CONSIGNES DE L'EXERCICE:
1) Dans le passage sur le business model des VTC, quelle commission moyenne prélève un simple intermédiaire de mise en relation sur le prix du trajet ?
2) Réécrivez le passage sur le business model des VTC, de « Une startup avait » jusqu'à « de la circulation. », en remplaçant « startup » par « jeune pousse ».

EXTRAIT CITÉ:
<<<<

Quel business model pour les VTC ?
Non, se positionner sur le marché VTC n’est pas l’assurance de gagner de l’argent. Il existe deux business model dans les VTC. Soit vous n’êtes qu’un intermédiaire de mise en relation et donc vous prélevez une commission (20% en moyenne) sur le prix du trajet, le modèle choisi par UBER et Chauffeur-privé. Soit la flotte de véhicules vous appartient et vous la mettez dispositions des chauffeurs. Il ne faut pas avoir fait Math Sup’ pour comprendre que les investissements de départ ne sont pas les mêmes. La rentabilité est plus difficile à atteindre.
Une startup avait imaginé un nouveau business model. Avoir sa propre flotte et ses chauffeurs salariés. Après avoir séduit des investisseurs à hauteur de 3 millions d’euros, le business model gourmand en cash a abouti à une situation de cessation de paiement et les VTC «Voitures Jaunes» ont disparu de la circulation.

>>>>

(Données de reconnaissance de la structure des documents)
<<<<

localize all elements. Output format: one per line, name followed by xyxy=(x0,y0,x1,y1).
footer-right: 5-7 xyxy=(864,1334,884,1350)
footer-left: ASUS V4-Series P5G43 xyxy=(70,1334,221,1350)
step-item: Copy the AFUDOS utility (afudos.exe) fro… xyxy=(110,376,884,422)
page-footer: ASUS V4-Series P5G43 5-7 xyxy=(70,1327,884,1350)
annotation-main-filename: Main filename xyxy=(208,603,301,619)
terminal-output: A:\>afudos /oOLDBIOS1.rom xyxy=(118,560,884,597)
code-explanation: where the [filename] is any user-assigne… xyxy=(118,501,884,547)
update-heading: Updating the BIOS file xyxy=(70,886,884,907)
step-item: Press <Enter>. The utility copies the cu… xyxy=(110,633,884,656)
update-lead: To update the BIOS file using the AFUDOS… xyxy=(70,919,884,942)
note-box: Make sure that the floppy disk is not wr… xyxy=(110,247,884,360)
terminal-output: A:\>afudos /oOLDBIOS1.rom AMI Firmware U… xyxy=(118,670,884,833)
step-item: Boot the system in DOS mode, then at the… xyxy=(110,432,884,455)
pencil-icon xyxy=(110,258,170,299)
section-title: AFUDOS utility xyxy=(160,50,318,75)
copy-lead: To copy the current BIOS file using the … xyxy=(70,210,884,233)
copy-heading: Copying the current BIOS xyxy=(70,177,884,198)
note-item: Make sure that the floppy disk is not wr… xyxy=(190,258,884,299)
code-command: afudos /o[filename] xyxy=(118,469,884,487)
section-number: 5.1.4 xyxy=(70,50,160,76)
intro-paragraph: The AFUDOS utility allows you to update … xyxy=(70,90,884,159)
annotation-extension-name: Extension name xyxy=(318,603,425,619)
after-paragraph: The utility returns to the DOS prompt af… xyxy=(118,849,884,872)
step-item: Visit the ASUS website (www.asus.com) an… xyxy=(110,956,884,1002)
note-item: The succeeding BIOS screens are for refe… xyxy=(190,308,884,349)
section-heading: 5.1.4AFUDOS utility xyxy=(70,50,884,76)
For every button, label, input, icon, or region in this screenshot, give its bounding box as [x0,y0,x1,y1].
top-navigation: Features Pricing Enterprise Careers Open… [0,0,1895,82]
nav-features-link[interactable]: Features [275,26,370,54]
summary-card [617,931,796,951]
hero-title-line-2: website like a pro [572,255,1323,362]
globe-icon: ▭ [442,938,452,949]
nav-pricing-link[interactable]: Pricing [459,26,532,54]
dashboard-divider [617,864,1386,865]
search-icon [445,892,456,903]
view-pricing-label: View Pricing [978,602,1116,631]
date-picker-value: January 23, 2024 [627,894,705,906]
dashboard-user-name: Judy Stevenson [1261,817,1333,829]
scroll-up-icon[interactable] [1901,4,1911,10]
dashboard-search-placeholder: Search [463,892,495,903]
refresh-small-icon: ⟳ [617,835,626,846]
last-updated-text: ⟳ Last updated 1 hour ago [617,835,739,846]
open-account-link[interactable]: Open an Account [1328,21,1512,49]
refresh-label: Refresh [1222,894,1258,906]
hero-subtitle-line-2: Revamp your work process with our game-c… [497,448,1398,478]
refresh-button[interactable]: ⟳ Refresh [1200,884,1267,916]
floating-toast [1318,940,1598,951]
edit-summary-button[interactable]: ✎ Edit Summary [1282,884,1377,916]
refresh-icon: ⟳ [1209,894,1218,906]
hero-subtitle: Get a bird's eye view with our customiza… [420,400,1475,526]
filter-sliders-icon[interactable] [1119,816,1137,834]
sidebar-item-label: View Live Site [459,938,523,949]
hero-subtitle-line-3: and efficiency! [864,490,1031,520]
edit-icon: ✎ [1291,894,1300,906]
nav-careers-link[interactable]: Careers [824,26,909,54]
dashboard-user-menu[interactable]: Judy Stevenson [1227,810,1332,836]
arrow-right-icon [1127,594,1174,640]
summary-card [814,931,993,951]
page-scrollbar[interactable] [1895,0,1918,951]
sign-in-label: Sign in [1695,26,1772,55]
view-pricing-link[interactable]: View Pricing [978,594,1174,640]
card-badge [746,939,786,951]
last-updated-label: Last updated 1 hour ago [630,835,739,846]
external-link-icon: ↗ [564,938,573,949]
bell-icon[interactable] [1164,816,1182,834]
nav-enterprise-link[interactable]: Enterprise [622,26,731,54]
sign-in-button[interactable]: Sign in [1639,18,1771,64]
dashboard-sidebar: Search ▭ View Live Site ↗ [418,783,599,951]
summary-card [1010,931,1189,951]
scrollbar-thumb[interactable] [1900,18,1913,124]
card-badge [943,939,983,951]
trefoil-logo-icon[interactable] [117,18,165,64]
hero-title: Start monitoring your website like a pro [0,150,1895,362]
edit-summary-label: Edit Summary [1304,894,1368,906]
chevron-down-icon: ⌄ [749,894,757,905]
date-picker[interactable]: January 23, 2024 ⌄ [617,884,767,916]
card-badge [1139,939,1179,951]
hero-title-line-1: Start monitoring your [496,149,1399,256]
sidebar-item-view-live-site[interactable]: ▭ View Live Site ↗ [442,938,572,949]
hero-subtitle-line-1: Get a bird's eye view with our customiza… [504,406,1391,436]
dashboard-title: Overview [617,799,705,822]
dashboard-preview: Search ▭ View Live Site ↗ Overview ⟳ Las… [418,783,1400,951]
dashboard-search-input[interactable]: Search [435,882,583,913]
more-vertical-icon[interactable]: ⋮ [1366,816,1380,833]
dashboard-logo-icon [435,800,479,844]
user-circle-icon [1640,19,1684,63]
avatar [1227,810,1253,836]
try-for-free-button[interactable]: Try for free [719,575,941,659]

>>>>

RÉPONSES PAR CONSIGNE:
1) 20 % en moyenne.

2)
Une jeune pousse avait imaginé un nouveau business model. Avoir sa propre flotte et ses chauffeurs salariés. Après avoir séduit des investisseurs à hauteur de 3 millions d’euros, le business model gourmand en cash a abouti à une situation de cessation de paiement et les VTC «Voitures Jaunes» ont disparu de la circulation.